↓

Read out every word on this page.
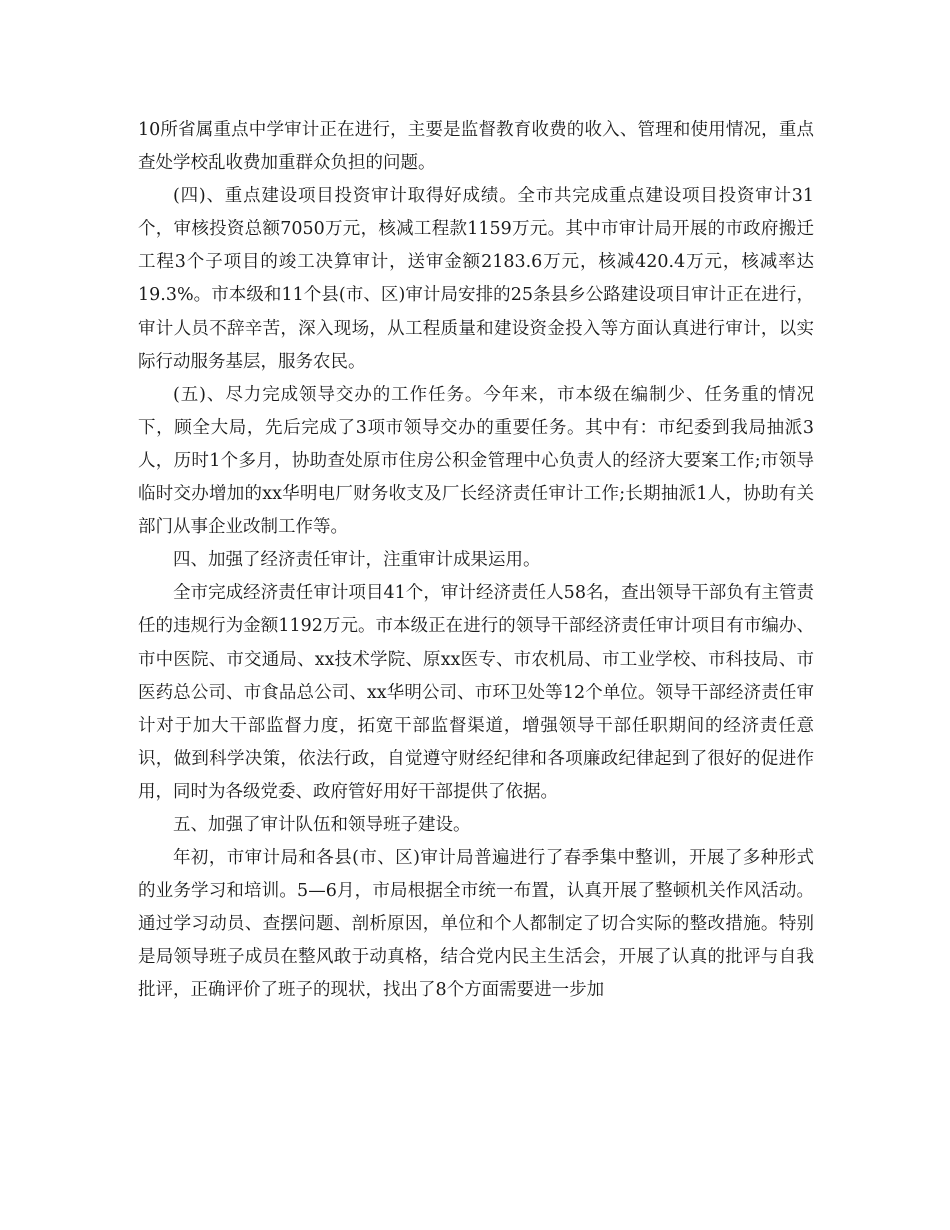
10所省属重点中学审计正在进行，主要是监督教育收费的收入、管理和使用情况，重点查处学校乱收费加重群众负担的问题。

(四)、重点建设项目投资审计取得好成绩。全市共完成重点建设项目投资审计31个，审核投资总额7050万元，核减工程款1159万元。其中市审计局开展的市政府搬迁工程3个子项目的竣工决算审计，送审金额2183.6万元，核减420.4万元，核减率达19.3%。市本级和11个县(市、区)审计局安排的25条县乡公路建设项目审计正在进行，审计人员不辞辛苦，深入现场，从工程质量和建设资金投入等方面认真进行审计，以实际行动服务基层，服务农民。

(五)、尽力完成领导交办的工作任务。今年来，市本级在编制少、任务重的情况下，顾全大局，先后完成了3项市领导交办的重要任务。其中有：市纪委到我局抽派3人，历时1个多月，协助查处原市住房公积金管理中心负责人的经济大要案工作;市领导临时交办增加的xx华明电厂财务收支及厂长经济责任审计工作;长期抽派1人，协助有关部门从事企业改制工作等。

四、加强了经济责任审计，注重审计成果运用。

全市完成经济责任审计项目41个，审计经济责任人58名，查出领导干部负有主管责任的违规行为金额1192万元。市本级正在进行的领导干部经济责任审计项目有市编办、市中医院、市交通局、xx技术学院、原xx医专、市农机局、市工业学校、市科技局、市医药总公司、市食品总公司、xx华明公司、市环卫处等12个单位。领导干部经济责任审计对于加大干部监督力度，拓宽干部监督渠道，增强领导干部任职期间的经济责任意识，做到科学决策，依法行政，自觉遵守财经纪律和各项廉政纪律起到了很好的促进作用，同时为各级党委、政府管好用好干部提供了依据。

五、加强了审计队伍和领导班子建设。

年初，市审计局和各县(市、区)审计局普遍进行了春季集中整训，开展了多种形式的业务学习和培训。5—6月，市局根据全市统一布置，认真开展了整顿机关作风活动。通过学习动员、查摆问题、剖析原因，单位和个人都制定了切合实际的整改措施。特别是局领导班子成员在整风敢于动真格，结合党内民主生活会，开展了认真的批评与自我批评，正确评价了班子的现状，找出了8个方面需要进一步加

↑

### Instructions for the task
Except for the pictures, copy the material above exactly.

### The response
Read out every word on this page.
10所省属重点中学审计正在进行，主要是监督教育收费的收入、管理和使用情况，重点查处学校乱收费加重群众负担的问题。

(四)、重点建设项目投资审计取得好成绩。全市共完成重点建设项目投资审计31个，审核投资总额7050万元，核减工程款1159万元。其中市审计局开展的市政府搬迁工程3个子项目的竣工决算审计，送审金额2183.6万元，核减420.4万元，核减率达19.3%。市本级和11个县(市、区)审计局安排的25条县乡公路建设项目审计正在进行，审计人员不辞辛苦，深入现场，从工程质量和建设资金投入等方面认真进行审计，以实际行动服务基层，服务农民。

(五)、尽力完成领导交办的工作任务。今年来，市本级在编制少、任务重的情况下，顾全大局，先后完成了3项市领导交办的重要任务。其中有：市纪委到我局抽派3人，历时1个多月，协助查处原市住房公积金管理中心负责人的经济大要案工作;市领导临时交办增加的xx华明电厂财务收支及厂长经济责任审计工作;长期抽派1人，协助有关部门从事企业改制工作等。

四、加强了经济责任审计，注重审计成果运用。

全市完成经济责任审计项目41个，审计经济责任人58名，查出领导干部负有主管责任的违规行为金额1192万元。市本级正在进行的领导干部经济责任审计项目有市编办、市中医院、市交通局、xx技术学院、原xx医专、市农机局、市工业学校、市科技局、市医药总公司、市食品总公司、xx华明公司、市环卫处等12个单位。领导干部经济责任审计对于加大干部监督力度，拓宽干部监督渠道，增强领导干部任职期间的经济责任意识，做到科学决策，依法行政，自觉遵守财经纪律和各项廉政纪律起到了很好的促进作用，同时为各级党委、政府管好用好干部提供了依据。

五、加强了审计队伍和领导班子建设。

年初，市审计局和各县(市、区)审计局普遍进行了春季集中整训，开展了多种形式的业务学习和培训。5—6月，市局根据全市统一布置，认真开展了整顿机关作风活动。通过学习动员、查摆问题、剖析原因，单位和个人都制定了切合实际的整改措施。特别是局领导班子成员在整风敢于动真格，结合党内民主生活会，开展了认真的批评与自我批评，正确评价了班子的现状，找出了8个方面需要进一步加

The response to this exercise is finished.